EXTRACTED ENTRIES →
┄┄┄┄┄┄┄┄┄┄┄┄┄┄┄┄┄┄┄┄
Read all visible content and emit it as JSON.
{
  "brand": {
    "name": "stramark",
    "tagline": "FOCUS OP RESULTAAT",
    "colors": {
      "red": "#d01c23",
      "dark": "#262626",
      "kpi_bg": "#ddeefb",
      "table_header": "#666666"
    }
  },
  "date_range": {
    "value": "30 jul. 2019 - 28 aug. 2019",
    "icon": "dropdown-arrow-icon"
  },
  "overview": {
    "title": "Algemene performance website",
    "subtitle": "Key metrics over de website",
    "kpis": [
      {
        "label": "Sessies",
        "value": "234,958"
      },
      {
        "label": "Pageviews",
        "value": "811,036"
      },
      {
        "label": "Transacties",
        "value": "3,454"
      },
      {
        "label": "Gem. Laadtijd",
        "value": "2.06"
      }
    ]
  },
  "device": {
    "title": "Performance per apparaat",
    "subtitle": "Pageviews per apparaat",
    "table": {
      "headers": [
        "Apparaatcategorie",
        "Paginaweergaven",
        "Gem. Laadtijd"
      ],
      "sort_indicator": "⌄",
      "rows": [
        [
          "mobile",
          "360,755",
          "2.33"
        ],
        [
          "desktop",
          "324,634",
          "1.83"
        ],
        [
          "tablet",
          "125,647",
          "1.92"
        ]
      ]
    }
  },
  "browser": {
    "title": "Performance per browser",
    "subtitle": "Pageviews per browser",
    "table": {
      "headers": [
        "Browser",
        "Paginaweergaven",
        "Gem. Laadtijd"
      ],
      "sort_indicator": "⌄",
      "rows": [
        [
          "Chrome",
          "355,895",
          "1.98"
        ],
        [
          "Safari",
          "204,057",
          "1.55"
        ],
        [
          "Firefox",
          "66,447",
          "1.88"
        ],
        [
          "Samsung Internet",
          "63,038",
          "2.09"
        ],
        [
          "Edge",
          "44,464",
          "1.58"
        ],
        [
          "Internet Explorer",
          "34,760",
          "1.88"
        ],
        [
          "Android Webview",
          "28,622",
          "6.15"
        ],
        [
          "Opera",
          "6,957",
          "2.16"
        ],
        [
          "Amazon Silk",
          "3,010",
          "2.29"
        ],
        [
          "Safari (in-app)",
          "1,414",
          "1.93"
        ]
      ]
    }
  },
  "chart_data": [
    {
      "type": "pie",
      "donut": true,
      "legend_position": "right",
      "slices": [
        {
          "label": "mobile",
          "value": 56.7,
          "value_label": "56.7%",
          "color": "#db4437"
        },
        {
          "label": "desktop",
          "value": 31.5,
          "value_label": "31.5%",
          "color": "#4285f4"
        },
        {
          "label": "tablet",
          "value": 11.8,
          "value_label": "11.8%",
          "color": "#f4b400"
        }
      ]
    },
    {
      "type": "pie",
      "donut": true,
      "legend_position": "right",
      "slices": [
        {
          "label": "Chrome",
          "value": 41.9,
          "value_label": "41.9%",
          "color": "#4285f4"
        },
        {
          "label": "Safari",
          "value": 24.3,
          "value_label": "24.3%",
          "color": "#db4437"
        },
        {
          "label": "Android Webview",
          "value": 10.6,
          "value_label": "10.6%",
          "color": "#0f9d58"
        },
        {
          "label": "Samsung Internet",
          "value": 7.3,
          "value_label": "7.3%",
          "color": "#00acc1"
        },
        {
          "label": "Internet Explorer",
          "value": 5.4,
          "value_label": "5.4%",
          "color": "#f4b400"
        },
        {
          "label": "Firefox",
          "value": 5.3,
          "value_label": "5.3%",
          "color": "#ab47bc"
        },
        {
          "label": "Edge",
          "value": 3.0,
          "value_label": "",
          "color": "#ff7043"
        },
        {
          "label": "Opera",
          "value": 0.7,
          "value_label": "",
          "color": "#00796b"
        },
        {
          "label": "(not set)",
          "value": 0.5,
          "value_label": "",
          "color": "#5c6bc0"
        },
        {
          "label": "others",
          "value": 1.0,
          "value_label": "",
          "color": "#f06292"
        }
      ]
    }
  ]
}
┄┄┄┄┄┄┄┄┄┄┄┄┄┄┄┄┄┄┄┄
PROBLEM DETAILS → Search the data for "Android" and list every line in which it occurs.

REPLY →
          "Android Webview",
          "label": "Android Webview",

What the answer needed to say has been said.